# Material provided

========================================================================

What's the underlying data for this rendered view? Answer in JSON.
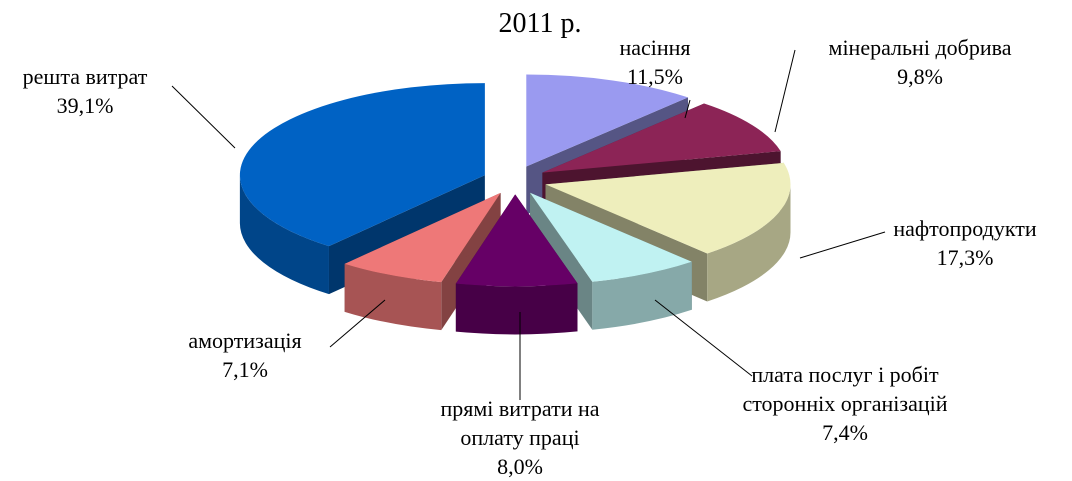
{
  "chart_data": {
    "type": "pie3d",
    "title": "2011 р.",
    "categories": [
      "насіння",
      "мінеральні добрива",
      "нафтопродукти",
      "плата послуг і робіт сторонніх організацій",
      "прямі витрати на оплату праці",
      "амортизація",
      "решта витрат"
    ],
    "values": [
      11.5,
      9.8,
      17.3,
      7.4,
      8.0,
      7.1,
      39.1
    ],
    "value_labels": [
      "11,5%",
      "9,8%",
      "17,3%",
      "7,4%",
      "8,0%",
      "7,1%",
      "39,1%"
    ],
    "colors": [
      "#9a9af0",
      "#8c2456",
      "#eeeebc",
      "#c0f2f2",
      "#660066",
      "#ee7878",
      "#0062c4"
    ]
  }
}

========================================================================

# Exercise brief
Transcribe all entries above exactly. Drop the pictures.

# Written answer
What's the underlying data for this rendered view? Answer in JSON.
{
  "chart_data": {
    "type": "pie3d",
    "title": "2011 р.",
    "categories": [
      "насіння",
      "мінеральні добрива",
      "нафтопродукти",
      "плата послуг і робіт сторонніх організацій",
      "прямі витрати на оплату праці",
      "амортизація",
      "решта витрат"
    ],
    "values": [
      11.5,
      9.8,
      17.3,
      7.4,
      8.0,
      7.1,
      39.1
    ],
    "value_labels": [
      "11,5%",
      "9,8%",
      "17,3%",
      "7,4%",
      "8,0%",
      "7,1%",
      "39,1%"
    ],
    "colors": [
      "#9a9af0",
      "#8c2456",
      "#eeeebc",
      "#c0f2f2",
      "#660066",
      "#ee7878",
      "#0062c4"
    ]
  }
}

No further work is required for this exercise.